== CHALLENGE ==
Could you edit the lines from the first one through the one with "- username: 彬彬有礼了: [248, 163, 468, 214]" so that "detail-value" becomes "info-value", leaving everything else as it is?

== LISTED ENTRIES ==
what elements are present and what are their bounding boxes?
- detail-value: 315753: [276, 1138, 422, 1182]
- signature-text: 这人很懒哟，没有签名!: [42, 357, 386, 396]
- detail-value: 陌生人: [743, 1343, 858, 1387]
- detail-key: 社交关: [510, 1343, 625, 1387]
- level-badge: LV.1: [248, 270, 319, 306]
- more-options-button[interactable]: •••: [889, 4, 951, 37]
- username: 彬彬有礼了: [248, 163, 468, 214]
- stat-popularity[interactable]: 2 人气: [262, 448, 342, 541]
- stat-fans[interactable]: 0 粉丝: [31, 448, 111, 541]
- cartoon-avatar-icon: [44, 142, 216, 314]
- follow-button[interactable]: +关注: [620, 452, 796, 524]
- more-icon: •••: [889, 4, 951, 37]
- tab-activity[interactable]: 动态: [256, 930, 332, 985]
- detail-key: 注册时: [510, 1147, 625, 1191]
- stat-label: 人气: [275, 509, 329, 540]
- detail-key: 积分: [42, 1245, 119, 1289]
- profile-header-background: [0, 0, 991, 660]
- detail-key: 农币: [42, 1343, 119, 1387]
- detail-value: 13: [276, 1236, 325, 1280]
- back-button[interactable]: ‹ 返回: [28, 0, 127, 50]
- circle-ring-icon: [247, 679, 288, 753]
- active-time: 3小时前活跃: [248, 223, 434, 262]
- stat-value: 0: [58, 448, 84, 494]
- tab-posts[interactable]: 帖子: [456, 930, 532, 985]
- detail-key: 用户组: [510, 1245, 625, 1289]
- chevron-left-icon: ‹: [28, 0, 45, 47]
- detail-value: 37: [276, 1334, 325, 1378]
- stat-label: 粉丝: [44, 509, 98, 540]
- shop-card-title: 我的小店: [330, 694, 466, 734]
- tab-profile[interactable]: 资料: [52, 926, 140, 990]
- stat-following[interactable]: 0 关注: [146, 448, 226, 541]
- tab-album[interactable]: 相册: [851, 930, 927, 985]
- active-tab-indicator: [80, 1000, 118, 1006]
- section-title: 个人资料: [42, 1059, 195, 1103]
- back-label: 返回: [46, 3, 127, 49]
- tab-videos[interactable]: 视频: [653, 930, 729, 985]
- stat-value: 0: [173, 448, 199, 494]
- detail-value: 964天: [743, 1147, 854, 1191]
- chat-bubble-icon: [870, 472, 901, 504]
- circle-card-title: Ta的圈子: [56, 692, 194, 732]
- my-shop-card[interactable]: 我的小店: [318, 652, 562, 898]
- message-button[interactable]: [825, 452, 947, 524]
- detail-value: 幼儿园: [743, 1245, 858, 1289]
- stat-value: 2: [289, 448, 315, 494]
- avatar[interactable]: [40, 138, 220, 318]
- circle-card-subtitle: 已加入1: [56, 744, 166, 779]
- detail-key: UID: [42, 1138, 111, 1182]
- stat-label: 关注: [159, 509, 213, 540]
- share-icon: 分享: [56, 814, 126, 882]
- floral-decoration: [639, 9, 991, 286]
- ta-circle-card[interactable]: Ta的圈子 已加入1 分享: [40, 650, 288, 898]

== RESULT OF THIS EXERCISE ==
what elements are present and what are their bounding boxes?
- info-value: 315753: [276, 1138, 422, 1182]
- signature-text: 这人很懒哟，没有签名!: [42, 357, 386, 396]
- info-value: 陌生人: [743, 1343, 858, 1387]
- detail-key: 社交关: [510, 1343, 625, 1387]
- level-badge: LV.1: [248, 270, 319, 306]
- more-options-button[interactable]: •••: [889, 4, 951, 37]
- username: 彬彬有礼了: [248, 163, 468, 214]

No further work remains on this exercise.